> Aim of the exercise
Each entry that follows must be output without any deviation.

> Given data
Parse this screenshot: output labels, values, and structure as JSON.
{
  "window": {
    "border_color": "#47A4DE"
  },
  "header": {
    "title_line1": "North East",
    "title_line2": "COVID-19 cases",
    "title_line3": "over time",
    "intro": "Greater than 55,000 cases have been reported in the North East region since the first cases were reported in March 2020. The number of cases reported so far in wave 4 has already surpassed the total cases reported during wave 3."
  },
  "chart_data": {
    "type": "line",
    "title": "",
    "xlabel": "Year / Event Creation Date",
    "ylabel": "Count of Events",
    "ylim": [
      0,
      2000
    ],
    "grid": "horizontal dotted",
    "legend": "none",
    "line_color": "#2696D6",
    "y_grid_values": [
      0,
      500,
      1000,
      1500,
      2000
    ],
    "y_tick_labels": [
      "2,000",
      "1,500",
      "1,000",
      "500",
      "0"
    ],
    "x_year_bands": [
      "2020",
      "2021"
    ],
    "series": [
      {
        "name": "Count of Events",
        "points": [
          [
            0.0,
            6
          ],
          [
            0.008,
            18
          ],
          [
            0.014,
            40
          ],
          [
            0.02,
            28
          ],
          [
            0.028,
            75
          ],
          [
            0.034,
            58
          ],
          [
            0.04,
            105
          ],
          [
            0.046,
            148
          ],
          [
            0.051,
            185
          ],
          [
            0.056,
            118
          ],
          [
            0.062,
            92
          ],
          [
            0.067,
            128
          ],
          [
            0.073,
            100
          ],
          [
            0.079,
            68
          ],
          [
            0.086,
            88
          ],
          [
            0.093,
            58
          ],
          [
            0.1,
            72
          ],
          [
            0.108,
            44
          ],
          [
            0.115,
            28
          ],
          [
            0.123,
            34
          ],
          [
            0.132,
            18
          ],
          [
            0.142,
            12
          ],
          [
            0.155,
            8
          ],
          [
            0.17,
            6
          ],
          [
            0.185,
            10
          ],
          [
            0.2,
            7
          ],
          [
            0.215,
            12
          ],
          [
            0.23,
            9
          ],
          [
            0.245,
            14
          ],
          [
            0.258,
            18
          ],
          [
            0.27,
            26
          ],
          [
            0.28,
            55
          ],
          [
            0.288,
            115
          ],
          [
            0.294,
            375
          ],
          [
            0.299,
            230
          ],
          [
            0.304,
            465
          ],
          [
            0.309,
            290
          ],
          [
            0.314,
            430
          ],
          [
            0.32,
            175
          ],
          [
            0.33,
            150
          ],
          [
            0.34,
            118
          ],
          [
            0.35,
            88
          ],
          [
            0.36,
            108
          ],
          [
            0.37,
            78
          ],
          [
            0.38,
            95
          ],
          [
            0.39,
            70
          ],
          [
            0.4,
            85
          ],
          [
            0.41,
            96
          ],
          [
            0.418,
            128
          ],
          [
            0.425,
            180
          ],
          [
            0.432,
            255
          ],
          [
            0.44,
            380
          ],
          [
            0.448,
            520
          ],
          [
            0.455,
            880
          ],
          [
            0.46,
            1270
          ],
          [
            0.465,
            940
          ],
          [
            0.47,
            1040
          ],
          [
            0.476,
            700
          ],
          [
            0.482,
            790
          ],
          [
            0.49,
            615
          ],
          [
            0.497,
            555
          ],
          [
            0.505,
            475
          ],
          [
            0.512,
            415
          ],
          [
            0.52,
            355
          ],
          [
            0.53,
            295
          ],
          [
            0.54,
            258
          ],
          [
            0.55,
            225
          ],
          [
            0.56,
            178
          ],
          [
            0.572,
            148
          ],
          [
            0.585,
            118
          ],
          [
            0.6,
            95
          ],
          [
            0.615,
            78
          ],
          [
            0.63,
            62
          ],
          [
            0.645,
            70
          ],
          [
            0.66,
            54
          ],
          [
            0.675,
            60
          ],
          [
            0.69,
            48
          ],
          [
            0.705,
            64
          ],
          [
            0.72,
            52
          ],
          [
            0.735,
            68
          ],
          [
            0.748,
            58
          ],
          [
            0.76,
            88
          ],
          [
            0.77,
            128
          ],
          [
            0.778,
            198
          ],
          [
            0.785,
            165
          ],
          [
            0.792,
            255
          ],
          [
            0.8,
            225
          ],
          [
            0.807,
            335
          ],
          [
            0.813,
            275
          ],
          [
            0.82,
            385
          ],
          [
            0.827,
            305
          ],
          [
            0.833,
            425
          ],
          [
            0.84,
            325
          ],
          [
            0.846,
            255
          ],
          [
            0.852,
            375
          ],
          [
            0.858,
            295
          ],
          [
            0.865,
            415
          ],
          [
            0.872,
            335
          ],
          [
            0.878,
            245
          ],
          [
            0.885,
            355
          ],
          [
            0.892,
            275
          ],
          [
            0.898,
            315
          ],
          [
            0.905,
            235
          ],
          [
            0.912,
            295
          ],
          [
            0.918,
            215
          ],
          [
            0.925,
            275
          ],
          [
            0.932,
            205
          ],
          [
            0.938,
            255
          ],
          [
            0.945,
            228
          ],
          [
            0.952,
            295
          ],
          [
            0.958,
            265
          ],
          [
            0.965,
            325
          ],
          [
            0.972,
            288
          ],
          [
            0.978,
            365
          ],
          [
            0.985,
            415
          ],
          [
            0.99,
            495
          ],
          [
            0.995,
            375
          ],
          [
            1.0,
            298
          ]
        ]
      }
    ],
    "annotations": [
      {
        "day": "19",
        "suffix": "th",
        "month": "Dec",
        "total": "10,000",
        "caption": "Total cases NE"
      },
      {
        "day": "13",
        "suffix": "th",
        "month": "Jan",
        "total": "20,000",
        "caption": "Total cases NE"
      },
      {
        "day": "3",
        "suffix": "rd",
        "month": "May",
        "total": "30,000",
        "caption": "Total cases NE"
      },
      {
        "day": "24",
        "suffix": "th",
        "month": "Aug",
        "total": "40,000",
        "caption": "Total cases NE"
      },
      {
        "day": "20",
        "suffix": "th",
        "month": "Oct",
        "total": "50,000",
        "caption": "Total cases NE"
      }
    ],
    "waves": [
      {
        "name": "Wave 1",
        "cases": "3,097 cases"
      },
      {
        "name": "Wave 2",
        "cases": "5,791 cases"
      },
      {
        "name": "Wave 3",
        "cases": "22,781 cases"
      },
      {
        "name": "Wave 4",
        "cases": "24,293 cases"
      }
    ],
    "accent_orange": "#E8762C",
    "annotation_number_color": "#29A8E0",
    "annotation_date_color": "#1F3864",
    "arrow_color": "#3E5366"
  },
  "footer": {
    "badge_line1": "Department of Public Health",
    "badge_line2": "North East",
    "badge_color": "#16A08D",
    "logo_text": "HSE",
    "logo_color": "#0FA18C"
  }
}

> Reply
Parse this screenshot: output labels, values, and structure as JSON.
{
  "window": {
    "border_color": "#47A4DE"
  },
  "header": {
    "title_line1": "North East",
    "title_line2": "COVID-19 cases",
    "title_line3": "over time",
    "intro": "Greater than 55,000 cases have been reported in the North East region since the first cases were reported in March 2020. The number of cases reported so far in wave 4 has already surpassed the total cases reported during wave 3."
  },
  "chart_data": {
    "type": "line",
    "title": "",
    "xlabel": "Year / Event Creation Date",
    "ylabel": "Count of Events",
    "ylim": [
      0,
      2000
    ],
    "grid": "horizontal dotted",
    "legend": "none",
    "line_color": "#2696D6",
    "y_grid_values": [
      0,
      500,
      1000,
      1500,
      2000
    ],
    "y_tick_labels": [
      "2,000",
      "1,500",
      "1,000",
      "500",
      "0"
    ],
    "x_year_bands": [
      "2020",
      "2021"
    ],
    "series": [
      {
        "name": "Count of Events",
        "points": [
          [
            0.0,
            6
          ],
          [
            0.008,
            18
          ],
          [
            0.014,
            40
          ],
          [
            0.02,
            28
          ],
          [
            0.028,
            75
          ],
          [
            0.034,
            58
          ],
          [
            0.04,
            105
          ],
          [
            0.046,
            148
          ],
          [
            0.051,
            185
          ],
          [
            0.056,
            118
          ],
          [
            0.062,
            92
          ],
          [
            0.067,
            128
          ],
          [
            0.073,
            100
          ],
          [
            0.079,
            68
          ],
          [
            0.086,
            88
          ],
          [
            0.093,
            58
          ],
          [
            0.1,
            72
          ],
          [
            0.108,
            44
          ],
          [
            0.115,
            28
          ],
          [
            0.123,
            34
          ],
          [
            0.132,
            18
          ],
          [
            0.142,
            12
          ],
          [
            0.155,
            8
          ],
          [
            0.17,
            6
          ],
          [
            0.185,
            10
          ],
          [
            0.2,
            7
          ],
          [
            0.215,
            12
          ],
          [
            0.23,
            9
          ],
          [
            0.245,
            14
          ],
          [
            0.258,
            18
          ],
          [
            0.27,
            26
          ],
          [
            0.28,
            55
          ],
          [
            0.288,
            115
          ],
          [
            0.294,
            375
          ],
          [
            0.299,
            230
          ],
          [
            0.304,
            465
          ],
          [
            0.309,
            290
          ],
          [
            0.314,
            430
          ],
          [
            0.32,
            175
          ],
          [
            0.33,
            150
          ],
          [
            0.34,
            118
          ],
          [
            0.35,
            88
          ],
          [
            0.36,
            108
          ],
          [
            0.37,
            78
          ],
          [
            0.38,
            95
          ],
          [
            0.39,
            70
          ],
          [
            0.4,
            85
          ],
          [
            0.41,
            96
          ],
          [
            0.418,
            128
          ],
          [
            0.425,
            180
          ],
          [
            0.432,
            255
          ],
          [
            0.44,
            380
          ],
          [
            0.448,
            520
          ],
          [
            0.455,
            880
          ],
          [
            0.46,
            1270
          ],
          [
            0.465,
            940
          ],
          [
            0.47,
            1040
          ],
          [
            0.476,
            700
          ],
          [
            0.482,
            790
          ],
          [
            0.49,
            615
          ],
          [
            0.497,
            555
          ],
          [
            0.505,
            475
          ],
          [
            0.512,
            415
          ],
          [
            0.52,
            355
          ],
          [
            0.53,
            295
          ],
          [
            0.54,
            258
          ],
          [
            0.55,
            225
          ],
          [
            0.56,
            178
          ],
          [
            0.572,
            148
          ],
          [
            0.585,
            118
          ],
          [
            0.6,
            95
          ],
          [
            0.615,
            78
          ],
          [
            0.63,
            62
          ],
          [
            0.645,
            70
          ],
          [
            0.66,
            54
          ],
          [
            0.675,
            60
          ],
          [
            0.69,
            48
          ],
          [
            0.705,
            64
          ],
          [
            0.72,
            52
          ],
          [
            0.735,
            68
          ],
          [
            0.748,
            58
          ],
          [
            0.76,
            88
          ],
          [
            0.77,
            128
          ],
          [
            0.778,
            198
          ],
          [
            0.785,
            165
          ],
          [
            0.792,
            255
          ],
          [
            0.8,
            225
          ],
          [
            0.807,
            335
          ],
          [
            0.813,
            275
          ],
          [
            0.82,
            385
          ],
          [
            0.827,
            305
          ],
          [
            0.833,
            425
          ],
          [
            0.84,
            325
          ],
          [
            0.846,
            255
          ],
          [
            0.852,
            375
          ],
          [
            0.858,
            295
          ],
          [
            0.865,
            415
          ],
          [
            0.872,
            335
          ],
          [
            0.878,
            245
          ],
          [
            0.885,
            355
          ],
          [
            0.892,
            275
          ],
          [
            0.898,
            315
          ],
          [
            0.905,
            235
          ],
          [
            0.912,
            295
          ],
          [
            0.918,
            215
          ],
          [
            0.925,
            275
          ],
          [
            0.932,
            205
          ],
          [
            0.938,
            255
          ],
          [
            0.945,
            228
          ],
          [
            0.952,
            295
          ],
          [
            0.958,
            265
          ],
          [
            0.965,
            325
          ],
          [
            0.972,
            288
          ],
          [
            0.978,
            365
          ],
          [
            0.985,
            415
          ],
          [
            0.99,
            495
          ],
          [
            0.995,
            375
          ],
          [
            1.0,
            298
          ]
        ]
      }
    ],
    "annotations": [
      {
        "day": "19",
        "suffix": "th",
        "month": "Dec",
        "total": "10,000",
        "caption": "Total cases NE"
      },
      {
        "day": "13",
        "suffix": "th",
        "month": "Jan",
        "total": "20,000",
        "caption": "Total cases NE"
      },
      {
        "day": "3",
        "suffix": "rd",
        "month": "May",
        "total": "30,000",
        "caption": "Total cases NE"
      },
      {
        "day": "24",
        "suffix": "th",
        "month": "Aug",
        "total": "40,000",
        "caption": "Total cases NE"
      },
      {
        "day": "20",
        "suffix": "th",
        "month": "Oct",
        "total": "50,000",
        "caption": "Total cases NE"
      }
    ],
    "waves": [
      {
        "name": "Wave 1",
        "cases": "3,097 cases"
      },
      {
        "name": "Wave 2",
        "cases": "5,791 cases"
      },
      {
        "name": "Wave 3",
        "cases": "22,781 cases"
      },
      {
        "name": "Wave 4",
        "cases": "24,293 cases"
      }
    ],
    "accent_orange": "#E8762C",
    "annotation_number_color": "#29A8E0",
    "annotation_date_color": "#1F3864",
    "arrow_color": "#3E5366"
  },
  "footer": {
    "badge_line1": "Department of Public Health",
    "badge_line2": "North East",
    "badge_color": "#16A08D",
    "logo_text": "HSE",
    "logo_color": "#0FA18C"
  }
}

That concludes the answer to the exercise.